(Dataset rows)
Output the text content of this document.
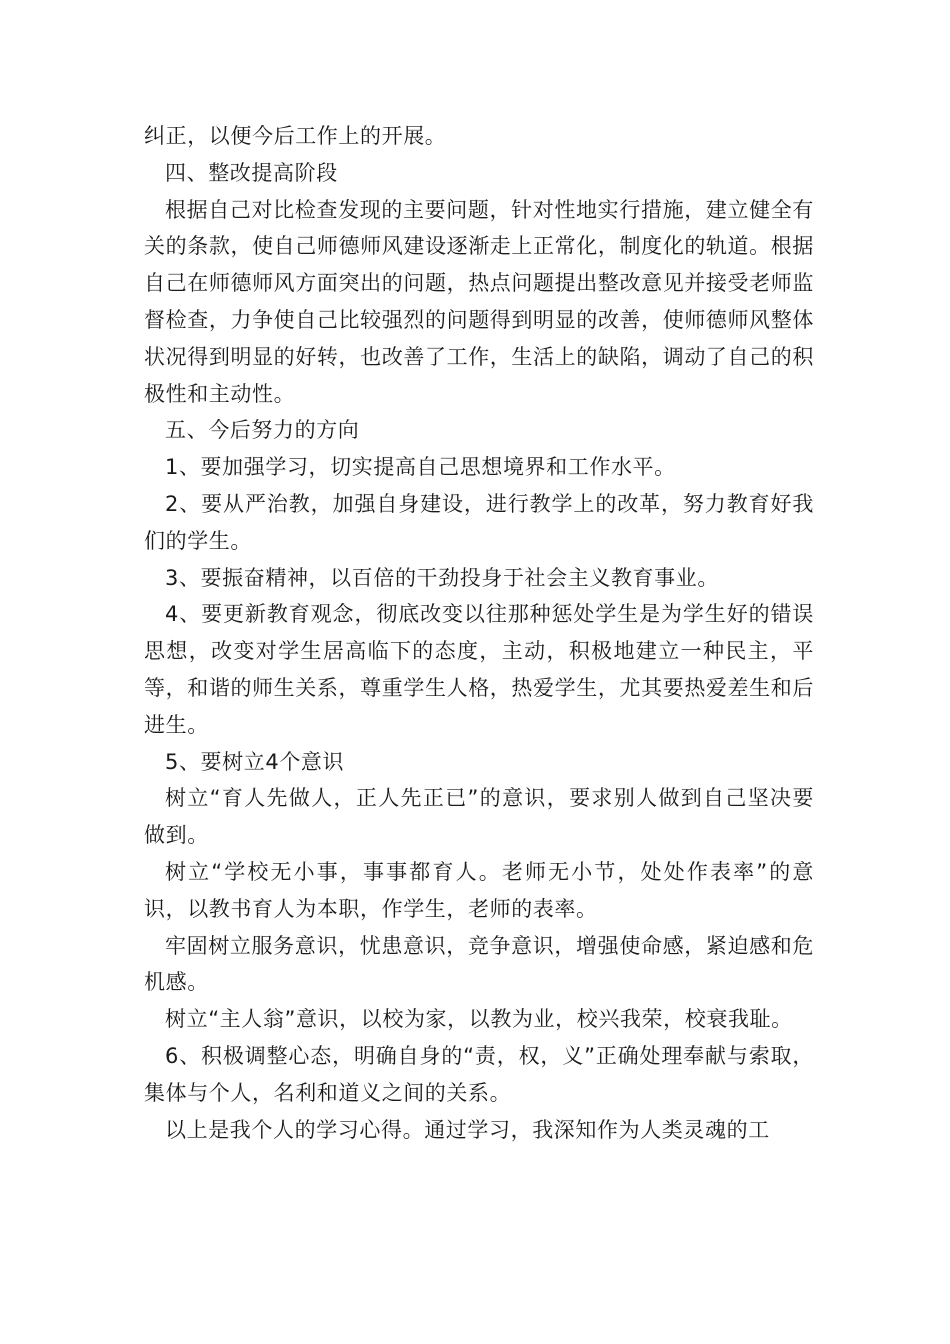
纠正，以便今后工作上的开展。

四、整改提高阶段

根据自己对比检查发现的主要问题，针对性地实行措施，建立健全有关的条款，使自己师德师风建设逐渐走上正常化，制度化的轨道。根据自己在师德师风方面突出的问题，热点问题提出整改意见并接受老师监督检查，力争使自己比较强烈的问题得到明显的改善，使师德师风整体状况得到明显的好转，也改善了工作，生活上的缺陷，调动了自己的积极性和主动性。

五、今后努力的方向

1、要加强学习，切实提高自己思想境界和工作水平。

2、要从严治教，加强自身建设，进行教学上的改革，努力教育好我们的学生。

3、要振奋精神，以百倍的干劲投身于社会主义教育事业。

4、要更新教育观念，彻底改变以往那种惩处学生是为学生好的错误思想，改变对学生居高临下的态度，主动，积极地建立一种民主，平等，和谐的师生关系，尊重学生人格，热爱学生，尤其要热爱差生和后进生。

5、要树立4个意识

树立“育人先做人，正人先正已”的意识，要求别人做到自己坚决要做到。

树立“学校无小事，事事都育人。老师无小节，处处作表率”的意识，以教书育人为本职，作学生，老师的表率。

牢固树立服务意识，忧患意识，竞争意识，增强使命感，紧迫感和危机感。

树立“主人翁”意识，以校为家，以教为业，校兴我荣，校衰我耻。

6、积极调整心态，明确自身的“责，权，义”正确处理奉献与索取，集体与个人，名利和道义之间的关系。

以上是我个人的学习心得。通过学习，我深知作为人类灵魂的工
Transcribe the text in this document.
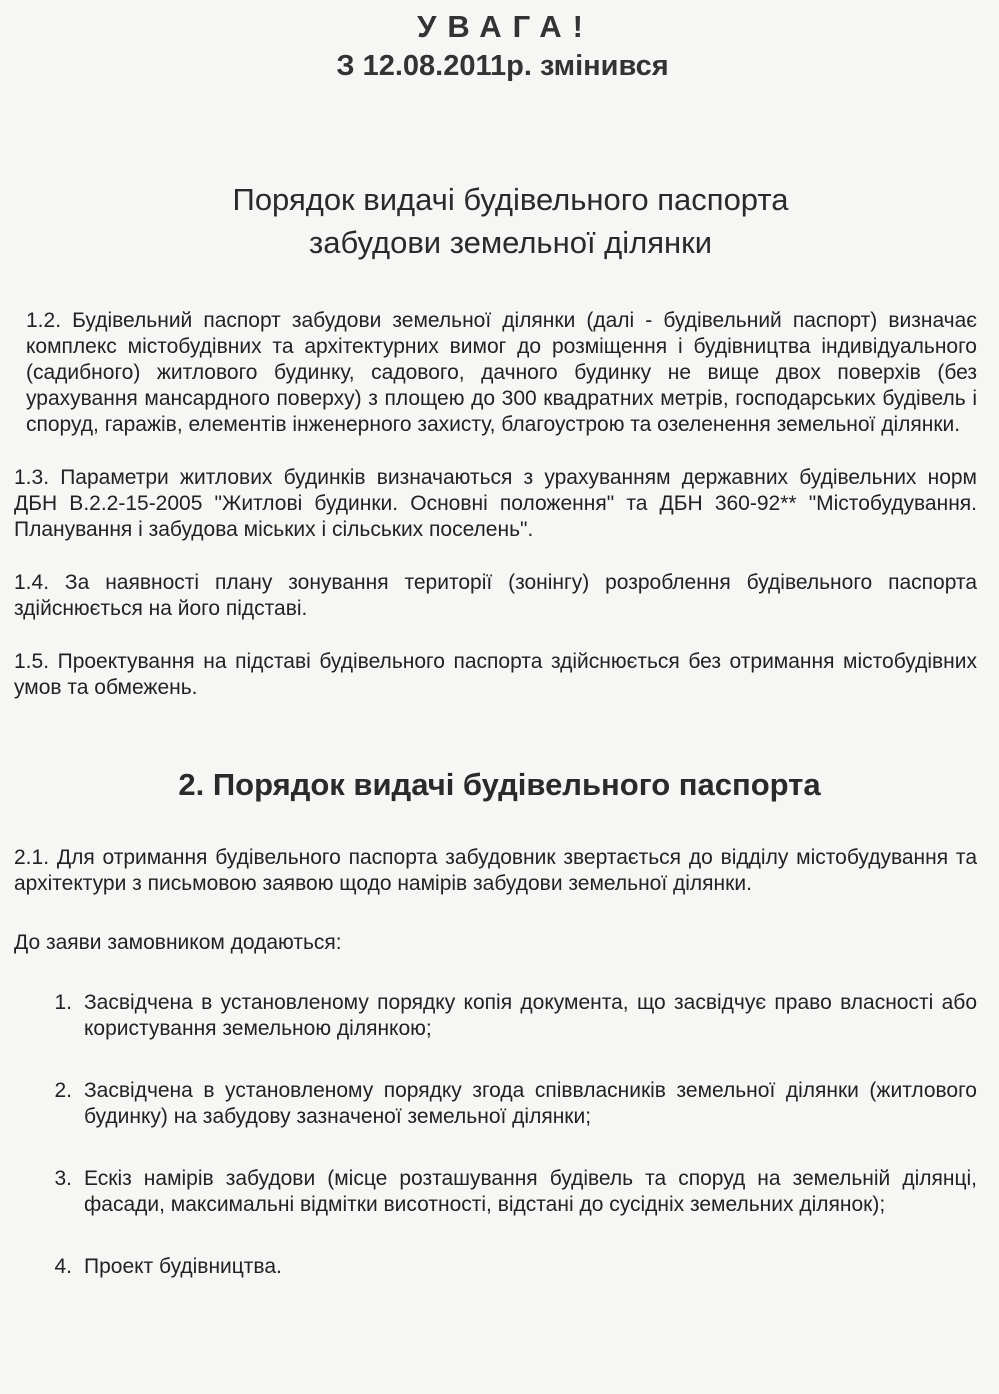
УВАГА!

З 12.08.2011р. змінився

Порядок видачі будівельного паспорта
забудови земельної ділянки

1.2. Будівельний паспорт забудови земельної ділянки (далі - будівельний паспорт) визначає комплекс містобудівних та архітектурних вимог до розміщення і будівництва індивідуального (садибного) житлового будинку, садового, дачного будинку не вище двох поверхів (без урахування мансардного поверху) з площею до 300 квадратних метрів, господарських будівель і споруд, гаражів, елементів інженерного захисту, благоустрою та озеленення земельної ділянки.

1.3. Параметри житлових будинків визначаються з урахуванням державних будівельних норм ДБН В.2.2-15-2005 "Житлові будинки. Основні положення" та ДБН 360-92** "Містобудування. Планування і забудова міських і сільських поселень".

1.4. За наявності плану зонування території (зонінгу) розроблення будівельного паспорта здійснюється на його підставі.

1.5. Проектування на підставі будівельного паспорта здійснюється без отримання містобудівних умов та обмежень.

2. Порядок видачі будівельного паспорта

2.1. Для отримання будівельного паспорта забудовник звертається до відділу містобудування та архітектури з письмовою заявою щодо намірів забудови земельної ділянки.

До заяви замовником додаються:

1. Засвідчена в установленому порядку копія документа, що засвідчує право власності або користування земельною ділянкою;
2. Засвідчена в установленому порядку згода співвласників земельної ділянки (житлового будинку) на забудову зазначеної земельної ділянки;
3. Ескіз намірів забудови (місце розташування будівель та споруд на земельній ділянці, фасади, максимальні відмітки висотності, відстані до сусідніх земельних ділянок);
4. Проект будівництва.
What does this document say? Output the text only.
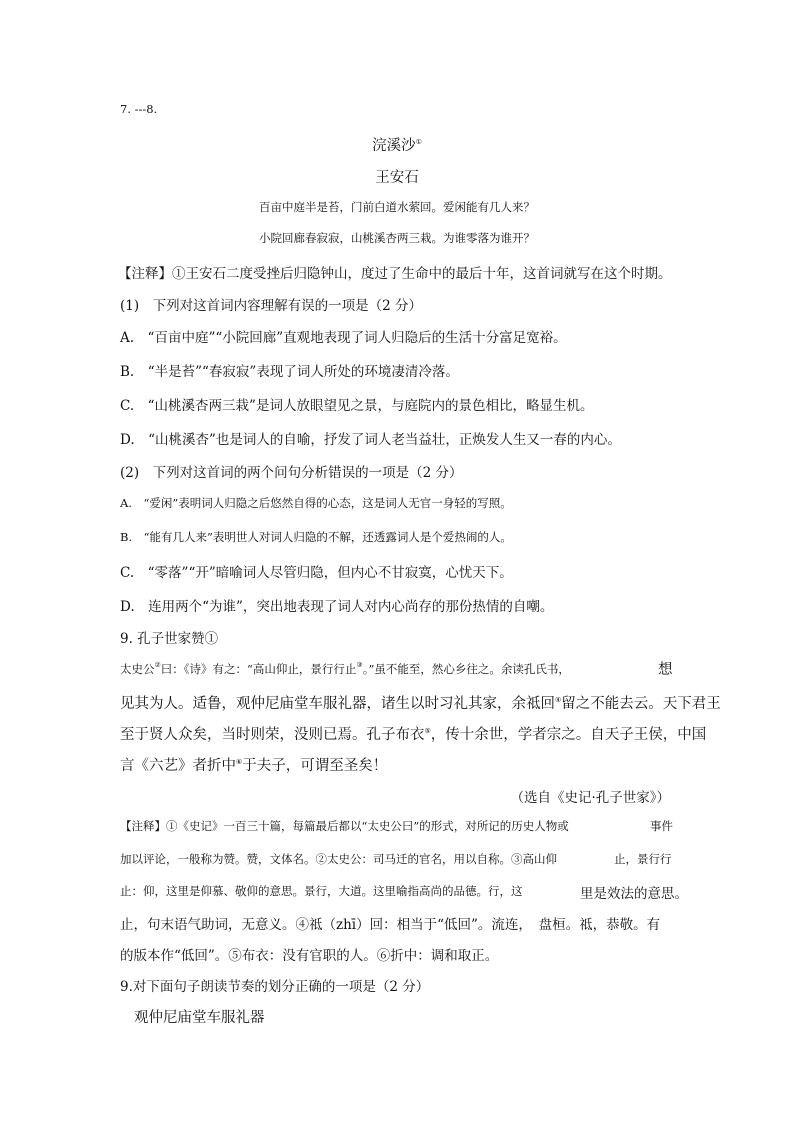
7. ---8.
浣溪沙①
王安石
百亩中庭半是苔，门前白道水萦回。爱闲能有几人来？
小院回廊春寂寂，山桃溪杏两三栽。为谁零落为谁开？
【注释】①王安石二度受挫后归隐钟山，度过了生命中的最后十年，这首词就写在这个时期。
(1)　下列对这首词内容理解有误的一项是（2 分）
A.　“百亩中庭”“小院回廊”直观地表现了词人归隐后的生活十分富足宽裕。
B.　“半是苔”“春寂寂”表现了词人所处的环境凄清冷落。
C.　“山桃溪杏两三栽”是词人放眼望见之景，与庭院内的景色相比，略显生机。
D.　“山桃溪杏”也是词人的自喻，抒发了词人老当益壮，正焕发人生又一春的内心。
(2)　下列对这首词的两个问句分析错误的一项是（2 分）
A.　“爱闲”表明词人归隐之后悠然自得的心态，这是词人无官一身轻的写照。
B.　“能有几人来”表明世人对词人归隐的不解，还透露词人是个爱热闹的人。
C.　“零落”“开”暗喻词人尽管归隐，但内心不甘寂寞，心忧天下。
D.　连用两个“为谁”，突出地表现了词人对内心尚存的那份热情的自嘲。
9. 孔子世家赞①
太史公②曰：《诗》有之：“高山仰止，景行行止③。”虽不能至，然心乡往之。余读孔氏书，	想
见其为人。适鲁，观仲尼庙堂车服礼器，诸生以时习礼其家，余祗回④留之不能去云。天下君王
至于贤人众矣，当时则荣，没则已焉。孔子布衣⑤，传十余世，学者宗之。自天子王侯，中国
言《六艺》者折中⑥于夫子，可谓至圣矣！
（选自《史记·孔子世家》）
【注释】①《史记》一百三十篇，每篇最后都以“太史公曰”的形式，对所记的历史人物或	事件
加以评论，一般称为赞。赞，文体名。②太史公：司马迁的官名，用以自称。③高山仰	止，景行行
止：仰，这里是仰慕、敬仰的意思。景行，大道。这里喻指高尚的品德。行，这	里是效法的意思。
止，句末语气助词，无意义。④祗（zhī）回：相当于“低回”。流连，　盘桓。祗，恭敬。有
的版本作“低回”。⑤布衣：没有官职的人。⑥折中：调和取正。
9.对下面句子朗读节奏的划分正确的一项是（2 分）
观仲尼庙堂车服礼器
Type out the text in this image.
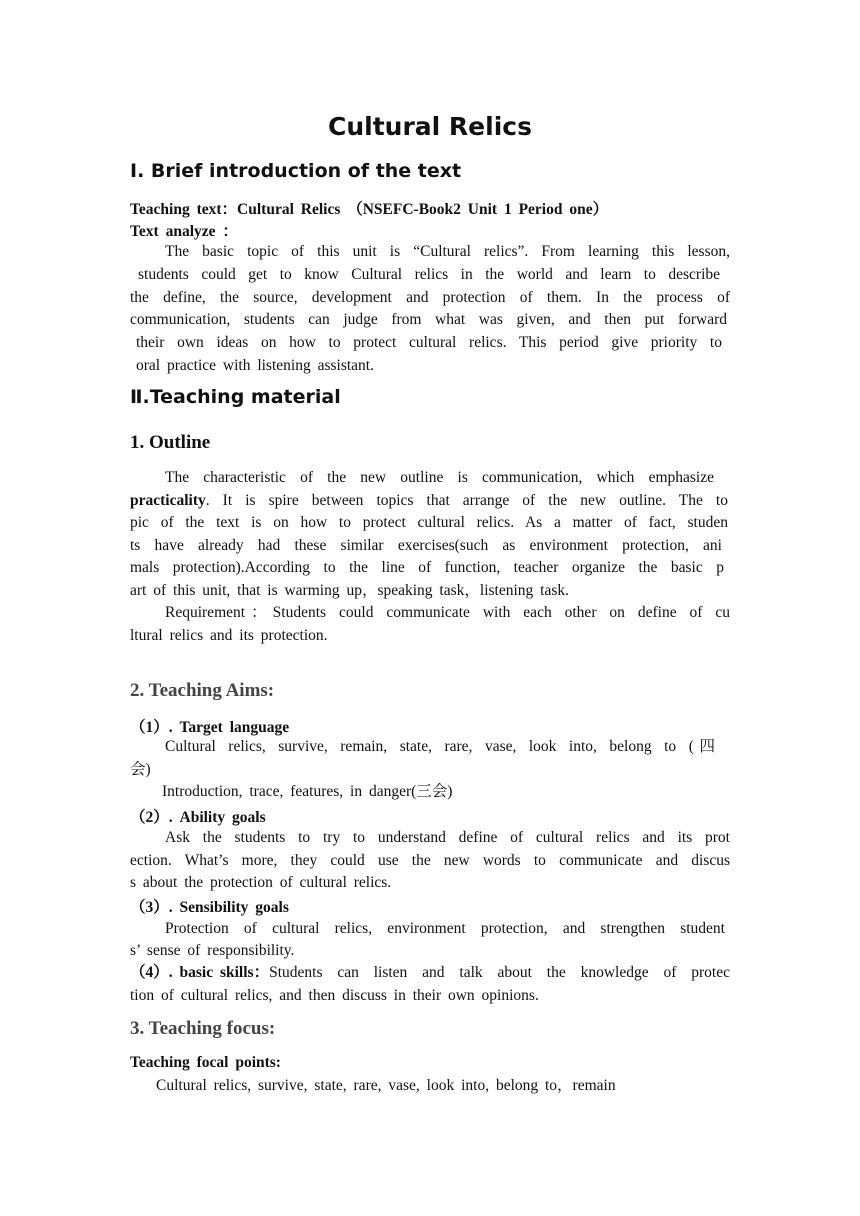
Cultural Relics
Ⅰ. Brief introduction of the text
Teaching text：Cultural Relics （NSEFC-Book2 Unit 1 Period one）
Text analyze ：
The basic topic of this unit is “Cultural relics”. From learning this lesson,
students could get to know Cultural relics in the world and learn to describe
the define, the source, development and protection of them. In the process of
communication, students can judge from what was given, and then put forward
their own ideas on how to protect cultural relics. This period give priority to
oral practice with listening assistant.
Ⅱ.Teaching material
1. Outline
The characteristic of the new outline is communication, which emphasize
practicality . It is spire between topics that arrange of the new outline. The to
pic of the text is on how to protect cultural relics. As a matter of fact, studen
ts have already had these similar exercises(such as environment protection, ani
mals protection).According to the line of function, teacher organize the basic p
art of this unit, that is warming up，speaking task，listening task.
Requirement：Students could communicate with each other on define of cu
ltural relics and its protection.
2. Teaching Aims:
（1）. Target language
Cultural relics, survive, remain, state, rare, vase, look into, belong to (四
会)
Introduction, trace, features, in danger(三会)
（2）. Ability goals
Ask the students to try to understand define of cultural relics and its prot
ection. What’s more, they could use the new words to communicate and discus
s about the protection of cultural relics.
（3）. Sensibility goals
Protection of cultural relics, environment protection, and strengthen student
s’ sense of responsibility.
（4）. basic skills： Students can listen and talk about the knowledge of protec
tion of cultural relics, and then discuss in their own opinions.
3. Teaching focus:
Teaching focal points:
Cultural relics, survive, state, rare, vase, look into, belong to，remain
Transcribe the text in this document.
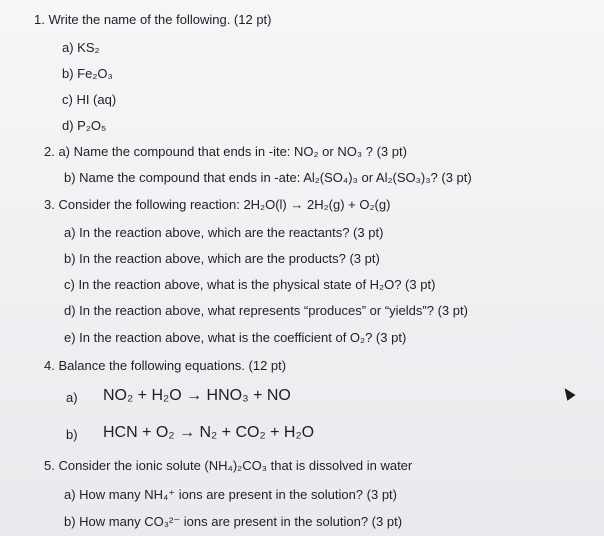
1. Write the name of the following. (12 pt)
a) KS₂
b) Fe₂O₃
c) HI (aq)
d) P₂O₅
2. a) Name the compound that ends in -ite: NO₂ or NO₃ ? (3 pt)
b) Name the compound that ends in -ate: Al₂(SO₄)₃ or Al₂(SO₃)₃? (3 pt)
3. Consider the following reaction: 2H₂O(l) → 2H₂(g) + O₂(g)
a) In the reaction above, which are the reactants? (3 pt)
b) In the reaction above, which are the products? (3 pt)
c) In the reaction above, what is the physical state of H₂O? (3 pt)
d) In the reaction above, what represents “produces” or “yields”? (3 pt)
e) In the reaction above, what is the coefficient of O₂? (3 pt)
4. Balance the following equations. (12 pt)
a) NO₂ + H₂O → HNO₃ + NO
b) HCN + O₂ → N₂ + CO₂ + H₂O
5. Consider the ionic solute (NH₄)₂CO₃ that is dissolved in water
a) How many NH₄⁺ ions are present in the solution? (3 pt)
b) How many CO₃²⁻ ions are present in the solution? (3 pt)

Exercise goal:
Return only those lines of the records that contain the string "listening".

Problem solution:
oral practice with listening assistant.
art of this unit, that is warming up，speaking task，listening task.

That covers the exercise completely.